### Working data
/---
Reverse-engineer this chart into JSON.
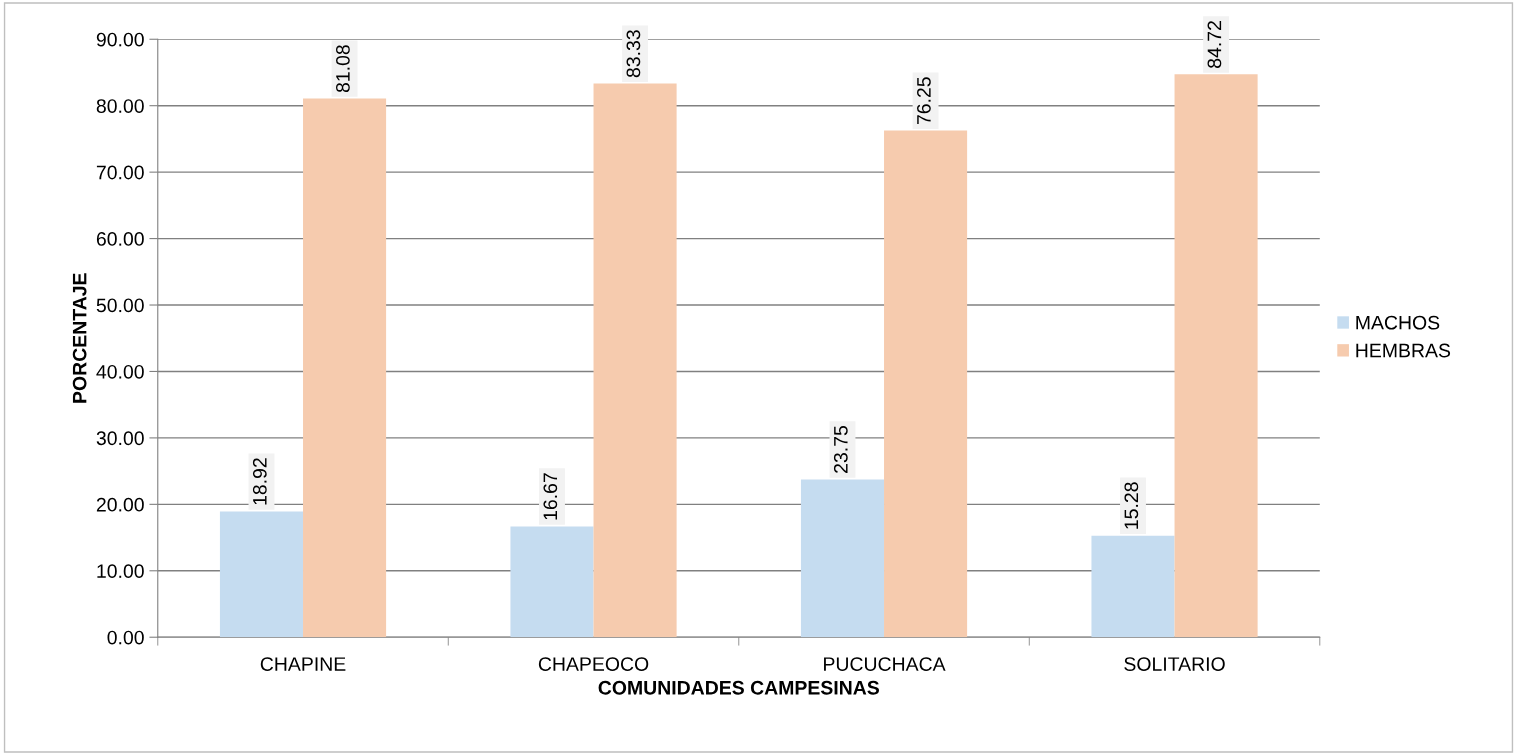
{
  "chart_data": {
    "type": "bar",
    "xlabel": "COMUNIDADES CAMPESINAS",
    "ylabel": "PORCENTAJE",
    "categories": [
      "CHAPINE",
      "CHAPEOCO",
      "PUCUCHACA",
      "SOLITARIO"
    ],
    "series": [
      {
        "name": "MACHOS",
        "color": "#c5dcf0",
        "values": [
          18.92,
          16.67,
          23.75,
          15.28
        ]
      },
      {
        "name": "HEMBRAS",
        "color": "#f6cbae",
        "values": [
          81.08,
          83.33,
          76.25,
          84.72
        ]
      }
    ],
    "ylim": [
      0,
      90
    ],
    "yticks": [
      {
        "value": 0,
        "label": "0.00"
      },
      {
        "value": 10,
        "label": "10.00"
      },
      {
        "value": 20,
        "label": "20.00"
      },
      {
        "value": 30,
        "label": "30.00"
      },
      {
        "value": 40,
        "label": "40.00"
      },
      {
        "value": 50,
        "label": "50.00"
      },
      {
        "value": 60,
        "label": "60.00"
      },
      {
        "value": 70,
        "label": "70.00"
      },
      {
        "value": 80,
        "label": "80.00"
      },
      {
        "value": 90,
        "label": "90.00"
      }
    ],
    "grid": "y",
    "legend": "right",
    "data_labels": true
  }
}
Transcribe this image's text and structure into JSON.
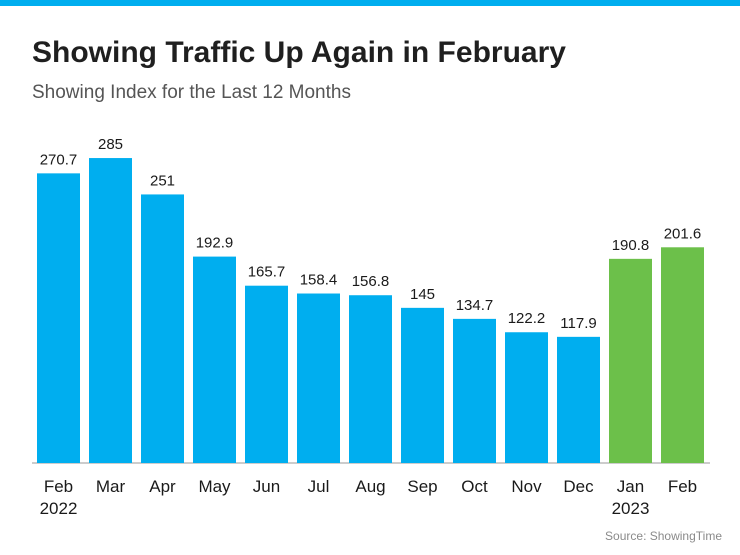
{
  "chart_data": {
    "type": "bar",
    "title": "Showing Traffic Up Again in February",
    "subtitle": "Showing Index for the Last 12 Months",
    "source": "Source: ShowingTime",
    "categories": [
      "Feb 2022",
      "Mar",
      "Apr",
      "May",
      "Jun",
      "Jul",
      "Aug",
      "Sep",
      "Oct",
      "Nov",
      "Dec",
      "Jan 2023",
      "Feb"
    ],
    "values": [
      270.7,
      285,
      251,
      192.9,
      165.7,
      158.4,
      156.8,
      145,
      134.7,
      122.2,
      117.9,
      190.8,
      201.6
    ],
    "colors": [
      "#00aeef",
      "#00aeef",
      "#00aeef",
      "#00aeef",
      "#00aeef",
      "#00aeef",
      "#00aeef",
      "#00aeef",
      "#00aeef",
      "#00aeef",
      "#00aeef",
      "#6cc04a",
      "#6cc04a"
    ],
    "ylim": [
      0,
      300
    ]
  }
}
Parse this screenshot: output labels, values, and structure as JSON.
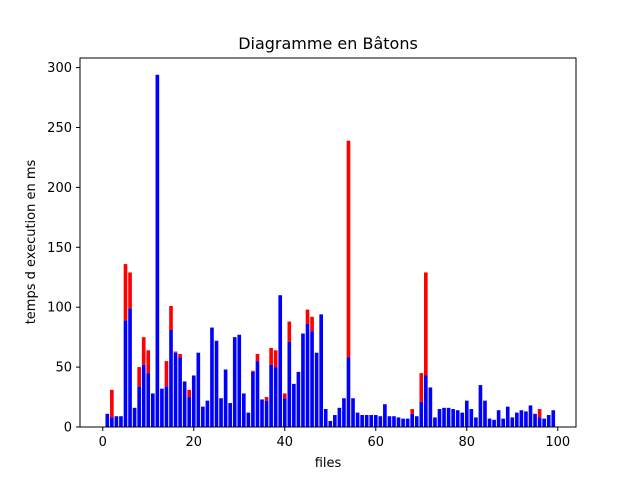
{
  "chart_data": {
    "type": "bar",
    "title": "Diagramme en Bâtons",
    "xlabel": "files",
    "ylabel": "temps d execution en ms",
    "xlim": [
      -5,
      104
    ],
    "ylim": [
      0,
      308
    ],
    "xticks": [
      0,
      20,
      40,
      60,
      80,
      100
    ],
    "yticks": [
      0,
      50,
      100,
      150,
      200,
      250,
      300
    ],
    "grid": false,
    "stacked": true,
    "x": [
      1,
      2,
      3,
      4,
      5,
      6,
      7,
      8,
      9,
      10,
      11,
      12,
      13,
      14,
      15,
      16,
      17,
      18,
      19,
      20,
      21,
      22,
      23,
      24,
      25,
      26,
      27,
      28,
      29,
      30,
      31,
      32,
      33,
      34,
      35,
      36,
      37,
      38,
      39,
      40,
      41,
      42,
      43,
      44,
      45,
      46,
      47,
      48,
      49,
      50,
      51,
      52,
      53,
      54,
      55,
      56,
      57,
      58,
      59,
      60,
      61,
      62,
      63,
      64,
      65,
      66,
      67,
      68,
      69,
      70,
      71,
      72,
      73,
      74,
      75,
      76,
      77,
      78,
      79,
      80,
      81,
      82,
      83,
      84,
      85,
      86,
      87,
      88,
      89,
      90,
      91,
      92,
      93,
      94,
      95,
      96,
      97,
      98,
      99
    ],
    "series": [
      {
        "color": "#0000ff",
        "values": [
          11,
          8,
          9,
          9,
          89,
          99,
          16,
          34,
          52,
          45,
          28,
          294,
          32,
          34,
          81,
          62,
          58,
          38,
          25,
          43,
          62,
          17,
          22,
          83,
          72,
          24,
          48,
          20,
          75,
          77,
          28,
          12,
          46,
          55,
          23,
          22,
          52,
          50,
          110,
          24,
          71,
          36,
          46,
          78,
          86,
          80,
          62,
          94,
          15,
          5,
          10,
          16,
          24,
          58,
          24,
          12,
          10,
          10,
          10,
          10,
          9,
          19,
          9,
          9,
          8,
          7,
          7,
          11,
          9,
          21,
          43,
          33,
          8,
          15,
          16,
          16,
          15,
          14,
          12,
          22,
          15,
          8,
          35,
          22,
          7,
          6,
          14,
          7,
          17,
          8,
          12,
          14,
          13,
          18,
          11,
          8,
          7,
          10,
          14
        ],
        "edge_color": "#0000ff"
      },
      {
        "color": "#ff0000",
        "values": [
          0,
          23,
          0,
          0,
          47,
          30,
          0,
          16,
          23,
          19,
          0,
          0,
          0,
          21,
          20,
          1,
          3,
          0,
          6,
          0,
          0,
          0,
          0,
          0,
          0,
          0,
          0,
          0,
          0,
          0,
          0,
          0,
          1,
          6,
          0,
          3,
          14,
          14,
          0,
          4,
          17,
          0,
          0,
          0,
          12,
          12,
          0,
          0,
          0,
          0,
          0,
          0,
          0,
          181,
          0,
          0,
          0,
          0,
          0,
          0,
          0,
          0,
          0,
          0,
          0,
          0,
          0,
          4,
          0,
          24,
          86,
          0,
          0,
          0,
          0,
          0,
          0,
          0,
          0,
          0,
          0,
          0,
          0,
          0,
          0,
          0,
          0,
          0,
          0,
          0,
          0,
          0,
          0,
          0,
          0,
          7,
          0,
          0,
          0
        ]
      }
    ]
  }
}
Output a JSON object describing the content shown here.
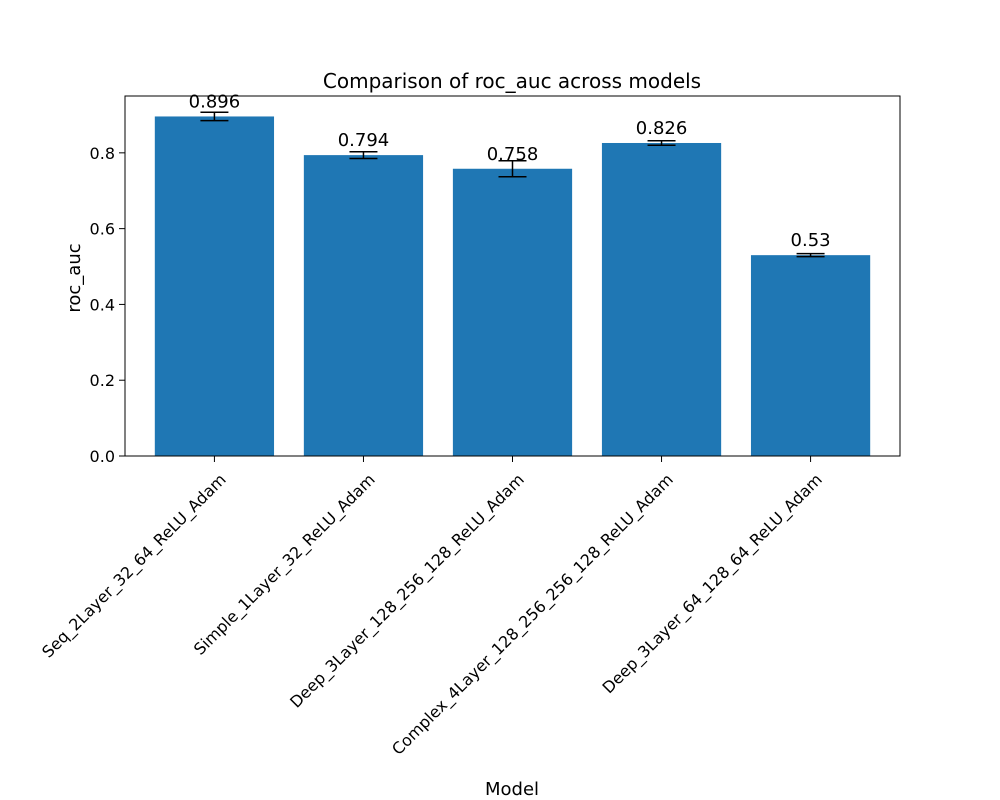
{
  "chart_data": {
    "type": "bar",
    "title": "Comparison of roc_auc across models",
    "xlabel": "Model",
    "ylabel": "roc_auc",
    "categories": [
      "Seq_2Layer_32_64_ReLU_Adam",
      "Simple_1Layer_32_ReLU_Adam",
      "Deep_3Layer_128_256_128_ReLU_Adam",
      "Complex_4Layer_128_256_256_128_ReLU_Adam",
      "Deep_3Layer_64_128_64_ReLU_Adam"
    ],
    "values": [
      0.896,
      0.794,
      0.758,
      0.826,
      0.53
    ],
    "value_labels": [
      "0.896",
      "0.794",
      "0.758",
      "0.826",
      "0.53"
    ],
    "errors": [
      0.011,
      0.009,
      0.021,
      0.006,
      0.004
    ],
    "ylim": [
      0,
      0.95
    ],
    "yticks": [
      0.0,
      0.2,
      0.4,
      0.6,
      0.8
    ],
    "ytick_labels": [
      "0.0",
      "0.2",
      "0.4",
      "0.6",
      "0.8"
    ],
    "bar_color": "#1f77b4",
    "grid": false,
    "legend": "none"
  }
}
\---
### Instructions to follow
Transcribe all of the records above character for character. Exclude the pictures.

### Final result
Reverse-engineer this chart into JSON.
{
  "chart_data": {
    "type": "bar",
    "xlabel": "COMUNIDADES CAMPESINAS",
    "ylabel": "PORCENTAJE",
    "categories": [
      "CHAPINE",
      "CHAPEOCO",
      "PUCUCHACA",
      "SOLITARIO"
    ],
    "series": [
      {
        "name": "MACHOS",
        "color": "#c5dcf0",
        "values": [
          18.92,
          16.67,
          23.75,
          15.28
        ]
      },
      {
        "name": "HEMBRAS",
        "color": "#f6cbae",
        "values": [
          81.08,
          83.33,
          76.25,
          84.72
        ]
      }
    ],
    "ylim": [
      0,
      90
    ],
    "yticks": [
      {
        "value": 0,
        "label": "0.00"
      },
      {
        "value": 10,
        "label": "10.00"
      },
      {
        "value": 20,
        "label": "20.00"
      },
      {
        "value": 30,
        "label": "30.00"
      },
      {
        "value": 40,
        "label": "40.00"
      },
      {
        "value": 50,
        "label": "50.00"
      },
      {
        "value": 60,
        "label": "60.00"
      },
      {
        "value": 70,
        "label": "70.00"
      },
      {
        "value": 80,
        "label": "80.00"
      },
      {
        "value": 90,
        "label": "90.00"
      }
    ],
    "grid": "y",
    "legend": "right",
    "data_labels": true
  }
}
Transcribe this image's text and structure into JSON.
{
  "chart_data": {
    "type": "bar",
    "title": "Showing Traffic Up Again in February",
    "subtitle": "Showing Index for the Last 12 Months",
    "source": "Source: ShowingTime",
    "categories": [
      "Feb 2022",
      "Mar",
      "Apr",
      "May",
      "Jun",
      "Jul",
      "Aug",
      "Sep",
      "Oct",
      "Nov",
      "Dec",
      "Jan 2023",
      "Feb"
    ],
    "values": [
      270.7,
      285,
      251,
      192.9,
      165.7,
      158.4,
      156.8,
      145,
      134.7,
      122.2,
      117.9,
      190.8,
      201.6
    ],
    "colors": [
      "#00aeef",
      "#00aeef",
      "#00aeef",
      "#00aeef",
      "#00aeef",
      "#00aeef",
      "#00aeef",
      "#00aeef",
      "#00aeef",
      "#00aeef",
      "#00aeef",
      "#6cc04a",
      "#6cc04a"
    ],
    "ylim": [
      0,
      300
    ]
  }
}
Parse this screenshot: output labels, values, and structure as JSON.
{
  "chart_data": {
    "type": "bar",
    "title": "Diagramme en Bâtons",
    "xlabel": "files",
    "ylabel": "temps d execution en ms",
    "xlim": [
      -5,
      104
    ],
    "ylim": [
      0,
      308
    ],
    "xticks": [
      0,
      20,
      40,
      60,
      80,
      100
    ],
    "yticks": [
      0,
      50,
      100,
      150,
      200,
      250,
      300
    ],
    "grid": false,
    "stacked": true,
    "x": [
      1,
      2,
      3,
      4,
      5,
      6,
      7,
      8,
      9,
      10,
      11,
      12,
      13,
      14,
      15,
      16,
      17,
      18,
      19,
      20,
      21,
      22,
      23,
      24,
      25,
      26,
      27,
      28,
      29,
      30,
      31,
      32,
      33,
      34,
      35,
      36,
      37,
      38,
      39,
      40,
      41,
      42,
      43,
      44,
      45,
      46,
      47,
      48,
      49,
      50,
      51,
      52,
      53,
      54,
      55,
      56,
      57,
      58,
      59,
      60,
      61,
      62,
      63,
      64,
      65,
      66,
      67,
      68,
      69,
      70,
      71,
      72,
      73,
      74,
      75,
      76,
      77,
      78,
      79,
      80,
      81,
      82,
      83,
      84,
      85,
      86,
      87,
      88,
      89,
      90,
      91,
      92,
      93,
      94,
      95,
      96,
      97,
      98,
      99
    ],
    "series": [
      {
        "color": "#0000ff",
        "values": [
          11,
          8,
          9,
          9,
          89,
          99,
          16,
          34,
          52,
          45,
          28,
          294,
          32,
          34,
          81,
          62,
          58,
          38,
          25,
          43,
          62,
          17,
          22,
          83,
          72,
          24,
          48,
          20,
          75,
          77,
          28,
          12,
          46,
          55,
          23,
          22,
          52,
          50,
          110,
          24,
          71,
          36,
          46,
          78,
          86,
          80,
          62,
          94,
          15,
          5,
          10,
          16,
          24,
          58,
          24,
          12,
          10,
          10,
          10,
          10,
          9,
          19,
          9,
          9,
          8,
          7,
          7,
          11,
          9,
          21,
          43,
          33,
          8,
          15,
          16,
          16,
          15,
          14,
          12,
          22,
          15,
          8,
          35,
          22,
          7,
          6,
          14,
          7,
          17,
          8,
          12,
          14,
          13,
          18,
          11,
          8,
          7,
          10,
          14
        ],
        "edge_color": "#0000ff"
      },
      {
        "color": "#ff0000",
        "values": [
          0,
          23,
          0,
          0,
          47,
          30,
          0,
          16,
          23,
          19,
          0,
          0,
          0,
          21,
          20,
          1,
          3,
          0,
          6,
          0,
          0,
          0,
          0,
          0,
          0,
          0,
          0,
          0,
          0,
          0,
          0,
          0,
          1,
          6,
          0,
          3,
          14,
          14,
          0,
          4,
          17,
          0,
          0,
          0,
          12,
          12,
          0,
          0,
          0,
          0,
          0,
          0,
          0,
          181,
          0,
          0,
          0,
          0,
          0,
          0,
          0,
          0,
          0,
          0,
          0,
          0,
          0,
          4,
          0,
          24,
          86,
          0,
          0,
          0,
          0,
          0,
          0,
          0,
          0,
          0,
          0,
          0,
          0,
          0,
          0,
          0,
          0,
          0,
          0,
          0,
          0,
          0,
          0,
          0,
          0,
          7,
          0,
          0,
          0
        ]
      }
    ]
  }
}
Output a JSON object describing the content shown here.
{
  "chart_data": {
    "type": "bar",
    "title": "Comparison of roc_auc across models",
    "xlabel": "Model",
    "ylabel": "roc_auc",
    "categories": [
      "Seq_2Layer_32_64_ReLU_Adam",
      "Simple_1Layer_32_ReLU_Adam",
      "Deep_3Layer_128_256_128_ReLU_Adam",
      "Complex_4Layer_128_256_256_128_ReLU_Adam",
      "Deep_3Layer_64_128_64_ReLU_Adam"
    ],
    "values": [
      0.896,
      0.794,
      0.758,
      0.826,
      0.53
    ],
    "value_labels": [
      "0.896",
      "0.794",
      "0.758",
      "0.826",
      "0.53"
    ],
    "errors": [
      0.011,
      0.009,
      0.021,
      0.006,
      0.004
    ],
    "ylim": [
      0,
      0.95
    ],
    "yticks": [
      0.0,
      0.2,
      0.4,
      0.6,
      0.8
    ],
    "ytick_labels": [
      "0.0",
      "0.2",
      "0.4",
      "0.6",
      "0.8"
    ],
    "bar_color": "#1f77b4",
    "grid": false,
    "legend": "none"
  }
}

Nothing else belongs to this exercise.